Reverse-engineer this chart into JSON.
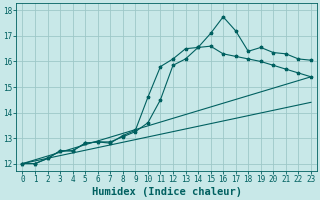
{
  "xlabel": "Humidex (Indice chaleur)",
  "ylabel": "",
  "xlim": [
    -0.5,
    23.5
  ],
  "ylim": [
    11.7,
    18.3
  ],
  "background_color": "#c8e8e8",
  "grid_color": "#9dc8c8",
  "line_color": "#006060",
  "series": [
    {
      "x": [
        0,
        1,
        2,
        3,
        4,
        5,
        6,
        7,
        8,
        9,
        10,
        11,
        12,
        13,
        14,
        15,
        16,
        17,
        18,
        19,
        20,
        21,
        22,
        23
      ],
      "y": [
        12.0,
        12.0,
        12.2,
        12.5,
        12.5,
        12.8,
        12.85,
        12.8,
        13.1,
        13.3,
        14.6,
        15.8,
        16.1,
        16.5,
        16.55,
        17.1,
        17.75,
        17.2,
        16.4,
        16.55,
        16.35,
        16.3,
        16.1,
        16.05
      ],
      "marker": true
    },
    {
      "x": [
        0,
        1,
        2,
        3,
        4,
        5,
        6,
        7,
        8,
        9,
        10,
        11,
        12,
        13,
        14,
        15,
        16,
        17,
        18,
        19,
        20,
        21,
        22,
        23
      ],
      "y": [
        12.0,
        12.0,
        12.2,
        12.5,
        12.5,
        12.8,
        12.85,
        12.85,
        13.05,
        13.25,
        13.6,
        14.5,
        15.85,
        16.1,
        16.55,
        16.6,
        16.3,
        16.2,
        16.1,
        16.0,
        15.85,
        15.7,
        15.55,
        15.4
      ],
      "marker": true
    },
    {
      "x": [
        0,
        23
      ],
      "y": [
        12.0,
        15.4
      ],
      "marker": false
    },
    {
      "x": [
        0,
        23
      ],
      "y": [
        12.0,
        14.4
      ],
      "marker": false
    }
  ],
  "xticks": [
    0,
    1,
    2,
    3,
    4,
    5,
    6,
    7,
    8,
    9,
    10,
    11,
    12,
    13,
    14,
    15,
    16,
    17,
    18,
    19,
    20,
    21,
    22,
    23
  ],
  "yticks": [
    12,
    13,
    14,
    15,
    16,
    17,
    18
  ],
  "tick_fontsize": 5.5,
  "xlabel_fontsize": 7.5,
  "marker_size": 2.5,
  "linewidth": 0.8
}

——

> [YOUR GOAL]: Reproduce every entry word for word, but skip any pictures.

> [WRITTEN SOLUTION]:
Reverse-engineer this chart into JSON.
{
  "xlabel": "Humidex (Indice chaleur)",
  "ylabel": "",
  "xlim": [
    -0.5,
    23.5
  ],
  "ylim": [
    11.7,
    18.3
  ],
  "background_color": "#c8e8e8",
  "grid_color": "#9dc8c8",
  "line_color": "#006060",
  "series": [
    {
      "x": [
        0,
        1,
        2,
        3,
        4,
        5,
        6,
        7,
        8,
        9,
        10,
        11,
        12,
        13,
        14,
        15,
        16,
        17,
        18,
        19,
        20,
        21,
        22,
        23
      ],
      "y": [
        12.0,
        12.0,
        12.2,
        12.5,
        12.5,
        12.8,
        12.85,
        12.8,
        13.1,
        13.3,
        14.6,
        15.8,
        16.1,
        16.5,
        16.55,
        17.1,
        17.75,
        17.2,
        16.4,
        16.55,
        16.35,
        16.3,
        16.1,
        16.05
      ],
      "marker": true
    },
    {
      "x": [
        0,
        1,
        2,
        3,
        4,
        5,
        6,
        7,
        8,
        9,
        10,
        11,
        12,
        13,
        14,
        15,
        16,
        17,
        18,
        19,
        20,
        21,
        22,
        23
      ],
      "y": [
        12.0,
        12.0,
        12.2,
        12.5,
        12.5,
        12.8,
        12.85,
        12.85,
        13.05,
        13.25,
        13.6,
        14.5,
        15.85,
        16.1,
        16.55,
        16.6,
        16.3,
        16.2,
        16.1,
        16.0,
        15.85,
        15.7,
        15.55,
        15.4
      ],
      "marker": true
    },
    {
      "x": [
        0,
        23
      ],
      "y": [
        12.0,
        15.4
      ],
      "marker": false
    },
    {
      "x": [
        0,
        23
      ],
      "y": [
        12.0,
        14.4
      ],
      "marker": false
    }
  ],
  "xticks": [
    0,
    1,
    2,
    3,
    4,
    5,
    6,
    7,
    8,
    9,
    10,
    11,
    12,
    13,
    14,
    15,
    16,
    17,
    18,
    19,
    20,
    21,
    22,
    23
  ],
  "yticks": [
    12,
    13,
    14,
    15,
    16,
    17,
    18
  ],
  "tick_fontsize": 5.5,
  "xlabel_fontsize": 7.5,
  "marker_size": 2.5,
  "linewidth": 0.8
}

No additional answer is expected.